Provided data:

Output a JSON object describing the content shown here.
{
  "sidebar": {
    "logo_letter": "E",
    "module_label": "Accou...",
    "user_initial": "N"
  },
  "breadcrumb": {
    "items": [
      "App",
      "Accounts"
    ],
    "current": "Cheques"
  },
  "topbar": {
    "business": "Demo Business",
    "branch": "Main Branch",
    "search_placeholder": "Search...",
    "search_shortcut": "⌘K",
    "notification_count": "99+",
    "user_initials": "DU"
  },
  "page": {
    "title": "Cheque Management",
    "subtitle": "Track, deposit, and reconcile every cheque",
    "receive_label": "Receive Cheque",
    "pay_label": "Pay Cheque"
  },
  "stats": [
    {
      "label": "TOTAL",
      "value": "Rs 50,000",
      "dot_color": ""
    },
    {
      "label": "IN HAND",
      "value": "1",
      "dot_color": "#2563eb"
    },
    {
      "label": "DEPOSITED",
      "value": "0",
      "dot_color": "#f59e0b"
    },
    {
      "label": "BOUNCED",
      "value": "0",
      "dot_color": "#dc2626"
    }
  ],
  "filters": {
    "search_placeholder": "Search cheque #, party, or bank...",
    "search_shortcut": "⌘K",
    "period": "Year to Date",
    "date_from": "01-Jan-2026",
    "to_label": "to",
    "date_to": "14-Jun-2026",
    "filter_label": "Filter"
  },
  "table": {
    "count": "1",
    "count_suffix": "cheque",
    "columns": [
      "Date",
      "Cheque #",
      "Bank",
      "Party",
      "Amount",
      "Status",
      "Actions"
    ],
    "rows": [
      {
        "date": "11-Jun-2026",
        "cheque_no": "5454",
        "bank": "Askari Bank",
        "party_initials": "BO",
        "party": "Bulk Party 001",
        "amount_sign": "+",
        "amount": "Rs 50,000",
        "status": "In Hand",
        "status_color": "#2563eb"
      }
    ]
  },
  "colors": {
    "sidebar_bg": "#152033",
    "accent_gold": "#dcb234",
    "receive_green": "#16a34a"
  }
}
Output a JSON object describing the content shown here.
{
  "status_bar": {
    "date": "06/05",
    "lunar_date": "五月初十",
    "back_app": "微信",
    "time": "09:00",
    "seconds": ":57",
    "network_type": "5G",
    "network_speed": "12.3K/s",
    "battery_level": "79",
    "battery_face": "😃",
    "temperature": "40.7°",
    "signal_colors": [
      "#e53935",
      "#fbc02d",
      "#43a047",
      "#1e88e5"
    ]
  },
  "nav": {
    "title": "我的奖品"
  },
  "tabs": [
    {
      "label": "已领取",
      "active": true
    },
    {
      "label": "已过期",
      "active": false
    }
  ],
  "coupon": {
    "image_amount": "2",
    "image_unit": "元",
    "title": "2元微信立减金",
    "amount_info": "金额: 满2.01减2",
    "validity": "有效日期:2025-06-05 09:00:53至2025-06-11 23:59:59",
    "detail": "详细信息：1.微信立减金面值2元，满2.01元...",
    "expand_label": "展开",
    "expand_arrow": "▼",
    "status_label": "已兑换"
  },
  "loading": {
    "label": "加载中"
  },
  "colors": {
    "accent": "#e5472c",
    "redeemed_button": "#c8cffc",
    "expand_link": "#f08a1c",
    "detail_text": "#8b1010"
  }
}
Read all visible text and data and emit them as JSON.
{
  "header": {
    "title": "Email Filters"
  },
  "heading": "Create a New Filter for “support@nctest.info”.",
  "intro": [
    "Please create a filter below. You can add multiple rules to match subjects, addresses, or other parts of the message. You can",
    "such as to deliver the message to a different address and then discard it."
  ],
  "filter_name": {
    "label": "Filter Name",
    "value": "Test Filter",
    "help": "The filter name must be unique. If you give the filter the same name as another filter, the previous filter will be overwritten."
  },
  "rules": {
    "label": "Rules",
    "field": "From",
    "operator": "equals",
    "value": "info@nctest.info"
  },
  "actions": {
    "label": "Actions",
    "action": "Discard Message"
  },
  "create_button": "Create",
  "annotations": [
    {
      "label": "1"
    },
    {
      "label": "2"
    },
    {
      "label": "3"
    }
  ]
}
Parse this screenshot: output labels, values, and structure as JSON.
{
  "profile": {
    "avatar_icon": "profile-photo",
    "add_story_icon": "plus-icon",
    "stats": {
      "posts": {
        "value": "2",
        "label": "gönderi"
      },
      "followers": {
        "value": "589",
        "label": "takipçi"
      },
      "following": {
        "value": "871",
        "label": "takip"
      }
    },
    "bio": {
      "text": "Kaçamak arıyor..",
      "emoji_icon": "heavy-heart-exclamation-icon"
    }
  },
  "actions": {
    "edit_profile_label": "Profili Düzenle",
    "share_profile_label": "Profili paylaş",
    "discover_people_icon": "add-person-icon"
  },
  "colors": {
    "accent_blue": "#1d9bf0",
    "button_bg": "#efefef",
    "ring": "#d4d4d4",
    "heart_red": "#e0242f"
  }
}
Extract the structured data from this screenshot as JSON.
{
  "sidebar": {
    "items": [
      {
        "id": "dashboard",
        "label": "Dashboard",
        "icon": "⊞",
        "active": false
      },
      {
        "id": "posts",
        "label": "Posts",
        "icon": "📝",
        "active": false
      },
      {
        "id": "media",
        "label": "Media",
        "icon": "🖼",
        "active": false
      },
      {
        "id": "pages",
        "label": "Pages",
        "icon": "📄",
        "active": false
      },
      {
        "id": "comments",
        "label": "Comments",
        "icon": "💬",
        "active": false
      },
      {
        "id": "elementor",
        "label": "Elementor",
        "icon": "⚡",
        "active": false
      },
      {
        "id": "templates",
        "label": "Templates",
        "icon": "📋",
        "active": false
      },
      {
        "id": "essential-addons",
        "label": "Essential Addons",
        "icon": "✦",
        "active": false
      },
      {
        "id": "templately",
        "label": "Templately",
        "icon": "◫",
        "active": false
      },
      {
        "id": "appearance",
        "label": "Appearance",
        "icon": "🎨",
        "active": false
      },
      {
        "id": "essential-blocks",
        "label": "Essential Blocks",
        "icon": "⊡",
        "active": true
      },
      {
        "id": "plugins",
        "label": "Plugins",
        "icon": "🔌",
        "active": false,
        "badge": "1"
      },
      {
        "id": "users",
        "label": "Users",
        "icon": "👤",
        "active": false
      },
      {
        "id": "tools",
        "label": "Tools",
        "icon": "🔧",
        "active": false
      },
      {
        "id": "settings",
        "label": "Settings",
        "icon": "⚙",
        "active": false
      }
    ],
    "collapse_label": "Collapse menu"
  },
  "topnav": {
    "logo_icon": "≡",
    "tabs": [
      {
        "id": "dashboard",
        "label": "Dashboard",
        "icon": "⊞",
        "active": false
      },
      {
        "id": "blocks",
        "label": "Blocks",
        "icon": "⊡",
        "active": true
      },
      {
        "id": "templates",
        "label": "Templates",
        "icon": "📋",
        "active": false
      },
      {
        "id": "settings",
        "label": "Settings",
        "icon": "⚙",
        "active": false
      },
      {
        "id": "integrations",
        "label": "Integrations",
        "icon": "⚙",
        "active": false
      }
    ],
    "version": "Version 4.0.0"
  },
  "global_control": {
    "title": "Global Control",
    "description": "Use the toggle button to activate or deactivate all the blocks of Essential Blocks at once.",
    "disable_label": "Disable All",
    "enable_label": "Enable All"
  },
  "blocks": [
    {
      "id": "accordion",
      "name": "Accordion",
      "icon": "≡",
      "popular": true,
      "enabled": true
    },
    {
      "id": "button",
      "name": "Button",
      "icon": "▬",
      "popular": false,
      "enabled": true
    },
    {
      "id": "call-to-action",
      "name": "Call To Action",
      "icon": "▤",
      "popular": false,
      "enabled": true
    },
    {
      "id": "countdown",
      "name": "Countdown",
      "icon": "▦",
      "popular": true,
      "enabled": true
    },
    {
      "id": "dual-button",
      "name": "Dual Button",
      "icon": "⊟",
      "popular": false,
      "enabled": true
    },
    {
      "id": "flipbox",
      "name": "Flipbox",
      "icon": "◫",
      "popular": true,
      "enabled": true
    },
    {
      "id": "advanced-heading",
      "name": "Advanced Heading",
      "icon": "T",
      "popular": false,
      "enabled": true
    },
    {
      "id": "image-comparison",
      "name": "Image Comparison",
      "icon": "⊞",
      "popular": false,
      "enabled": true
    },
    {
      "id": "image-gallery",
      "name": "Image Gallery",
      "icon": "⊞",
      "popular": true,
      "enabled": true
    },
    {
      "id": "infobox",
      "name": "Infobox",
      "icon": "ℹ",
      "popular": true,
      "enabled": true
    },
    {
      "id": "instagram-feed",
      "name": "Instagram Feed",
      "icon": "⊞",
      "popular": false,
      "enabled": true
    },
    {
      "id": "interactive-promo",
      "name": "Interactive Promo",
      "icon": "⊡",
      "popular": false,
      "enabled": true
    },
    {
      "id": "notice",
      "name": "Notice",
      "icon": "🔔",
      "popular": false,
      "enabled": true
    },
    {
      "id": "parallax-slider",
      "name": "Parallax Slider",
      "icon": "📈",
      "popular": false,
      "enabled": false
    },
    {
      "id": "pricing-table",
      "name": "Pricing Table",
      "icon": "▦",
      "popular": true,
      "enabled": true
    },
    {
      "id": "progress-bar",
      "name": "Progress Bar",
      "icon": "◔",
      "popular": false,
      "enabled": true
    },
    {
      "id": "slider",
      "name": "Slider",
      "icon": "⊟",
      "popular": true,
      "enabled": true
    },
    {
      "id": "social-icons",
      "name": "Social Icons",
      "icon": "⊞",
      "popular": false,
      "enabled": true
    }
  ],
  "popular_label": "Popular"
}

Exercise: For each line in the data above that contains the string "screenshot", extract the line.

Output for this task:
Parse this screenshot: output labels, values, and structure as JSON.
Extract the structured data from this screenshot as JSON.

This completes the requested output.